## Page transcription dataset items
===
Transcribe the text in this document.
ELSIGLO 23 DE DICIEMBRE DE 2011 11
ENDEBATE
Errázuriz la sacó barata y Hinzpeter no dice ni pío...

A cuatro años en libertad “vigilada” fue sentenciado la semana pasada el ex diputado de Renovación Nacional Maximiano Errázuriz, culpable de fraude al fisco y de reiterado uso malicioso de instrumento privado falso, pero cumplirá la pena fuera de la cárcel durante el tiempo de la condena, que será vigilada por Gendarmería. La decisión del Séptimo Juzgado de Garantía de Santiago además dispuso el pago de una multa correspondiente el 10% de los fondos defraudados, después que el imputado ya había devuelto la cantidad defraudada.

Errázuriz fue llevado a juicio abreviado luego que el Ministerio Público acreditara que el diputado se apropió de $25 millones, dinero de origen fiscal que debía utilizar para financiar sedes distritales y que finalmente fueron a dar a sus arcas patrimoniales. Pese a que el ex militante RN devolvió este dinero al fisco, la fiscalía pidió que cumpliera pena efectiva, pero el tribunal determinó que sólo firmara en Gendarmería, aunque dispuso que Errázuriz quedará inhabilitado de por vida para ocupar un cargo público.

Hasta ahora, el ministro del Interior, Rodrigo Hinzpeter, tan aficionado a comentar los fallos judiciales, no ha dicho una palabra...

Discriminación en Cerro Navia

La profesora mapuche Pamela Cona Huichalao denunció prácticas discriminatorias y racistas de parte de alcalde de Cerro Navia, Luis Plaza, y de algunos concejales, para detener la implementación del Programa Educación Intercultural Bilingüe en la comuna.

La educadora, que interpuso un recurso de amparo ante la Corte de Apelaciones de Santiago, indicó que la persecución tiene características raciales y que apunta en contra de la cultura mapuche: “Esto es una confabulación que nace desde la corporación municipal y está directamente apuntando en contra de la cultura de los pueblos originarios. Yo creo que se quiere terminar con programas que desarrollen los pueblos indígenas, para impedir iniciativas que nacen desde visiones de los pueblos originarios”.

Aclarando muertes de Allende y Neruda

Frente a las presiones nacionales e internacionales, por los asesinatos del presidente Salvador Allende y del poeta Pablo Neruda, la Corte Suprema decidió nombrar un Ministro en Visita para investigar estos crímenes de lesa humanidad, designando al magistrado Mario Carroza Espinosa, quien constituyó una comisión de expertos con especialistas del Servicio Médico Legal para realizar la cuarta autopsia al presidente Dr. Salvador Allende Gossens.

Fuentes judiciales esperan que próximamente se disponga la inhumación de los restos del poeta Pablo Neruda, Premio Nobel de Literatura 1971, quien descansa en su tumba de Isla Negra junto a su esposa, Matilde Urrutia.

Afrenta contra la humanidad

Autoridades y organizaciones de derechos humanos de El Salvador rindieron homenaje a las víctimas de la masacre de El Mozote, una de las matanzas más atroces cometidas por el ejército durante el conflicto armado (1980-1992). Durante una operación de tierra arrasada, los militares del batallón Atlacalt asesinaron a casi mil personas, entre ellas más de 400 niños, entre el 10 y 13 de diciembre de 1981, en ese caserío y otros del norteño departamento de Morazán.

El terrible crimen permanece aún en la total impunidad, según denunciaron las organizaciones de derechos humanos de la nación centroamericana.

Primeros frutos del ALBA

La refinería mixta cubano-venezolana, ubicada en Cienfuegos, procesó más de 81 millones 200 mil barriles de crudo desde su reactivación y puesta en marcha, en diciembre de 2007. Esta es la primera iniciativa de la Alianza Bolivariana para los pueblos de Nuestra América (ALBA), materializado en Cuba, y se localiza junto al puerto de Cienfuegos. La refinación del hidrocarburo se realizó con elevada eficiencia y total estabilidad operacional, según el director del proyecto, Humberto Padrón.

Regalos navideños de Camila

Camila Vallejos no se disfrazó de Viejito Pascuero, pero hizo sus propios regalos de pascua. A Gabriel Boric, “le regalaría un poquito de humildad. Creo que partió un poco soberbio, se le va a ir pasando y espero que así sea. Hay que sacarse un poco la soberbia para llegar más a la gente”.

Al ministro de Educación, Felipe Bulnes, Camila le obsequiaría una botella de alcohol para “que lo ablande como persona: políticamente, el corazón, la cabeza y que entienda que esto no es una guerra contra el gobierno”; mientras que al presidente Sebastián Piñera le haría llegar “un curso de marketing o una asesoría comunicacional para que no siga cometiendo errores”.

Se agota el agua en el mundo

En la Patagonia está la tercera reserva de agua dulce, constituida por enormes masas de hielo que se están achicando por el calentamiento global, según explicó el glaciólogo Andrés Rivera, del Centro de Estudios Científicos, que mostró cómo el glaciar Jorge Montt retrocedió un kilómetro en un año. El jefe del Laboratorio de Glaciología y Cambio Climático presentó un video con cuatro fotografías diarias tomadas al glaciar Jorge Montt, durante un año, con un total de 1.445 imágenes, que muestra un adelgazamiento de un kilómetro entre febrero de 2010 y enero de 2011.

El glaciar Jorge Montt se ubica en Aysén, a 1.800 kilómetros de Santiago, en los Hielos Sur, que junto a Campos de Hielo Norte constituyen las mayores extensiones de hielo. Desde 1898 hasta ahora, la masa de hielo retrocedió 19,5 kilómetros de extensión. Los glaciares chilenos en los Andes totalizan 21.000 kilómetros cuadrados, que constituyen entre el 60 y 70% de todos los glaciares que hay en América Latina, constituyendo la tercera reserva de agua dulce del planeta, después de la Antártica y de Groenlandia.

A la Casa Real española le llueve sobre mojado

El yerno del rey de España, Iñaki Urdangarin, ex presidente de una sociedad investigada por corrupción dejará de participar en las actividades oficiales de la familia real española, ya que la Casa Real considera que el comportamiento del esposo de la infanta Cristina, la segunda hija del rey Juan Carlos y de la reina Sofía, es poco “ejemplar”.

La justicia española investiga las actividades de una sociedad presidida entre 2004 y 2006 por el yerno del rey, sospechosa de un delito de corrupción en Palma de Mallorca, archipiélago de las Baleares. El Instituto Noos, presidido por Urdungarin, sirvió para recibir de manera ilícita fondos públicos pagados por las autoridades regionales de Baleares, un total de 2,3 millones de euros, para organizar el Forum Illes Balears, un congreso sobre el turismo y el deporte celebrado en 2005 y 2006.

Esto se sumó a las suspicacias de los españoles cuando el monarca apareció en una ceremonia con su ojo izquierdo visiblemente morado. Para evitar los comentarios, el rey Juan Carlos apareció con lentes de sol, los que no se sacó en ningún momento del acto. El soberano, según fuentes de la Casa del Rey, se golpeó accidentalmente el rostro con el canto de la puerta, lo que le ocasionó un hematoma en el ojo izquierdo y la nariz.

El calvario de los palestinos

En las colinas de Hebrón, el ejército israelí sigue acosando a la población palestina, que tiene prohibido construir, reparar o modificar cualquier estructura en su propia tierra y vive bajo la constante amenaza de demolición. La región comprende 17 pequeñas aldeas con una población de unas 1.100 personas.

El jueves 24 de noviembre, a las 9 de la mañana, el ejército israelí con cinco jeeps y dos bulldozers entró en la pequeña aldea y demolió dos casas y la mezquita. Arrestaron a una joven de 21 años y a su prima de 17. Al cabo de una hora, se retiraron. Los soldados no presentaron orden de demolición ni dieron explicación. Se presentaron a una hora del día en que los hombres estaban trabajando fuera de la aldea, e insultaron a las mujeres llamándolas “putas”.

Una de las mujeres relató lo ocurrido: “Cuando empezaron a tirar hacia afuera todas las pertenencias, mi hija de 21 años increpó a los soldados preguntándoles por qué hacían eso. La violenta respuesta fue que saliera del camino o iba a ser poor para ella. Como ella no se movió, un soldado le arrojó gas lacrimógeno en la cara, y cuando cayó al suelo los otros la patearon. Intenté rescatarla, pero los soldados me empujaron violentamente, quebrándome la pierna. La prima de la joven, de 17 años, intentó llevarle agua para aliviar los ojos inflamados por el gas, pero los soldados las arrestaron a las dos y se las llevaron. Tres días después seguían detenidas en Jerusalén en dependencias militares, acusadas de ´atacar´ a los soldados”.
===
## BRIEF
In the entries above, locate every line with the word "ALBA" and copy it.

## YOUR RESPONSE
Primeros frutos del ALBA
La refinería mixta cubano-venezolana, ubicada en Cienfuegos, procesó más de 81 millones 200 mil barriles de crudo desde su reactivación y puesta en marcha, en diciembre de 2007. Esta es la primera iniciativa de la Alianza Bolivariana para los pueblos de Nuestra América (ALBA), materializado en Cuba, y se localiza junto al puerto de Cienfuegos. La refinación del hidrocarburo se realizó con elevada eficiencia y total estabilidad operacional, según el director del proyecto, Humberto Padrón.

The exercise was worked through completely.